## Material provided

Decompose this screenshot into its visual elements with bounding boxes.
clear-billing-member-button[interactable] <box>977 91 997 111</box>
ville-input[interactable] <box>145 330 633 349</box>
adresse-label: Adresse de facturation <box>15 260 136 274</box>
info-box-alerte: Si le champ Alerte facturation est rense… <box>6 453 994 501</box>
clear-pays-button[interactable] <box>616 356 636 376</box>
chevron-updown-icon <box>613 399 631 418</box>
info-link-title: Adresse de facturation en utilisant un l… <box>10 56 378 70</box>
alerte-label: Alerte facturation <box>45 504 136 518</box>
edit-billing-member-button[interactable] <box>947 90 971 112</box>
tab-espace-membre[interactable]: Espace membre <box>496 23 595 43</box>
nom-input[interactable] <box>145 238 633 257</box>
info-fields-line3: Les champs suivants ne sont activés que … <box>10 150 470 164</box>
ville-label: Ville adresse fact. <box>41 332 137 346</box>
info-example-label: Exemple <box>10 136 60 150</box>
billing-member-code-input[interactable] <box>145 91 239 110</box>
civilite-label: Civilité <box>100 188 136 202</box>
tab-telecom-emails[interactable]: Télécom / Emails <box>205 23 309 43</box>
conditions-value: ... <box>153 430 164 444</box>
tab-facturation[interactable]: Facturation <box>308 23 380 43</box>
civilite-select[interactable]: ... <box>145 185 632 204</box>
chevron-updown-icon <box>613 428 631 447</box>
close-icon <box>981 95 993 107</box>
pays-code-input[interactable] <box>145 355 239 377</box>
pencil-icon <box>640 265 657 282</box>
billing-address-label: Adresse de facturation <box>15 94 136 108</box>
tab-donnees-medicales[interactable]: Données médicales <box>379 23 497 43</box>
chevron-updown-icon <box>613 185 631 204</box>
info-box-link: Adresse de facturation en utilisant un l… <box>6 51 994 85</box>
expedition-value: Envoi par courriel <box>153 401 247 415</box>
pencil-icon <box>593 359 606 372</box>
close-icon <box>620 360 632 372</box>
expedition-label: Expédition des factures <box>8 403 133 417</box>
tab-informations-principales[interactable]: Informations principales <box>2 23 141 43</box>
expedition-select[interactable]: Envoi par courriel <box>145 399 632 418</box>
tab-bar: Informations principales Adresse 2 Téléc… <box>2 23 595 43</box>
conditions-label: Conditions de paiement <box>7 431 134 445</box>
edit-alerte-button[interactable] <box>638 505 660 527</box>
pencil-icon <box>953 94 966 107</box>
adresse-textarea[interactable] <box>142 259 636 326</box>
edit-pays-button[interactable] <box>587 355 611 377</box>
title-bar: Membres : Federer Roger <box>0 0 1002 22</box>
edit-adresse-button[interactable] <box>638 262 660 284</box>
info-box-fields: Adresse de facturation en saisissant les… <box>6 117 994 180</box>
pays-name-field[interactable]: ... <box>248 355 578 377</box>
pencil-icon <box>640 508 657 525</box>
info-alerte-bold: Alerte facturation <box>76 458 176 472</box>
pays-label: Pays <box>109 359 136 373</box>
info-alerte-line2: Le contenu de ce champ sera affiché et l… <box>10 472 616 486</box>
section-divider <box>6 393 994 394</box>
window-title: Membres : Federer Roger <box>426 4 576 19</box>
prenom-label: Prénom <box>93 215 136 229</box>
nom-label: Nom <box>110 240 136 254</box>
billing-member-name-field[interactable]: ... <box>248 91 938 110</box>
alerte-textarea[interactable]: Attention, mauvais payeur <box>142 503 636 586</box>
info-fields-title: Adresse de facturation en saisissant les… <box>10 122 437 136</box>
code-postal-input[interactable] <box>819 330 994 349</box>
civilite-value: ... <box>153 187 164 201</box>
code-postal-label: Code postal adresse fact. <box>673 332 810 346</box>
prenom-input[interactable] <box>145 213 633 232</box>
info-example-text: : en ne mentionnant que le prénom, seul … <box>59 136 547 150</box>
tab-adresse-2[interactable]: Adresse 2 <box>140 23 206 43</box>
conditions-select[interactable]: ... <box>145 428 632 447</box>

## Given request
Can you set down every line of the records above word for word, with nothing changed, added, or left out?

## Result below
Decompose this screenshot into its visual elements with bounding boxes.
clear-billing-member-button[interactable] <box>977 91 997 111</box>
ville-input[interactable] <box>145 330 633 349</box>
adresse-label: Adresse de facturation <box>15 260 136 274</box>
info-box-alerte: Si le champ Alerte facturation est rense… <box>6 453 994 501</box>
clear-pays-button[interactable] <box>616 356 636 376</box>
chevron-updown-icon <box>613 399 631 418</box>
info-link-title: Adresse de facturation en utilisant un l… <box>10 56 378 70</box>
alerte-label: Alerte facturation <box>45 504 136 518</box>
edit-billing-member-button[interactable] <box>947 90 971 112</box>
tab-espace-membre[interactable]: Espace membre <box>496 23 595 43</box>
nom-input[interactable] <box>145 238 633 257</box>
info-fields-line3: Les champs suivants ne sont activés que … <box>10 150 470 164</box>
ville-label: Ville adresse fact. <box>41 332 137 346</box>
info-example-label: Exemple <box>10 136 60 150</box>
billing-member-code-input[interactable] <box>145 91 239 110</box>
civilite-label: Civilité <box>100 188 136 202</box>
tab-telecom-emails[interactable]: Télécom / Emails <box>205 23 309 43</box>
conditions-value: ... <box>153 430 164 444</box>
tab-facturation[interactable]: Facturation <box>308 23 380 43</box>
civilite-select[interactable]: ... <box>145 185 632 204</box>
chevron-updown-icon <box>613 428 631 447</box>
close-icon <box>981 95 993 107</box>
pays-code-input[interactable] <box>145 355 239 377</box>
pencil-icon <box>640 265 657 282</box>
billing-address-label: Adresse de facturation <box>15 94 136 108</box>
tab-donnees-medicales[interactable]: Données médicales <box>379 23 497 43</box>
chevron-updown-icon <box>613 185 631 204</box>
info-box-link: Adresse de facturation en utilisant un l… <box>6 51 994 85</box>
expedition-value: Envoi par courriel <box>153 401 247 415</box>
pencil-icon <box>593 359 606 372</box>
close-icon <box>620 360 632 372</box>
expedition-label: Expédition des factures <box>8 403 133 417</box>
tab-informations-principales[interactable]: Informations principales <box>2 23 141 43</box>
expedition-select[interactable]: Envoi par courriel <box>145 399 632 418</box>
tab-bar: Informations principales Adresse 2 Téléc… <box>2 23 595 43</box>
conditions-label: Conditions de paiement <box>7 431 134 445</box>
edit-alerte-button[interactable] <box>638 505 660 527</box>
pencil-icon <box>953 94 966 107</box>
adresse-textarea[interactable] <box>142 259 636 326</box>
edit-pays-button[interactable] <box>587 355 611 377</box>
title-bar: Membres : Federer Roger <box>0 0 1002 22</box>
edit-adresse-button[interactable] <box>638 262 660 284</box>
info-box-fields: Adresse de facturation en saisissant les… <box>6 117 994 180</box>
pays-name-field[interactable]: ... <box>248 355 578 377</box>
pencil-icon <box>640 508 657 525</box>
info-alerte-bold: Alerte facturation <box>76 458 176 472</box>
pays-label: Pays <box>109 359 136 373</box>
info-alerte-line2: Le contenu de ce champ sera affiché et l… <box>10 472 616 486</box>
section-divider <box>6 393 994 394</box>
window-title: Membres : Federer Roger <box>426 4 576 19</box>
prenom-label: Prénom <box>93 215 136 229</box>
nom-label: Nom <box>110 240 136 254</box>
billing-member-name-field[interactable]: ... <box>248 91 938 110</box>
alerte-textarea[interactable]: Attention, mauvais payeur <box>142 503 636 586</box>
info-fields-title: Adresse de facturation en saisissant les… <box>10 122 437 136</box>
code-postal-input[interactable] <box>819 330 994 349</box>
civilite-value: ... <box>153 187 164 201</box>
code-postal-label: Code postal adresse fact. <box>673 332 810 346</box>
prenom-input[interactable] <box>145 213 633 232</box>
info-example-text: : en ne mentionnant que le prénom, seul … <box>59 136 547 150</box>
tab-adresse-2[interactable]: Adresse 2 <box>140 23 206 43</box>
conditions-select[interactable]: ... <box>145 428 632 447</box>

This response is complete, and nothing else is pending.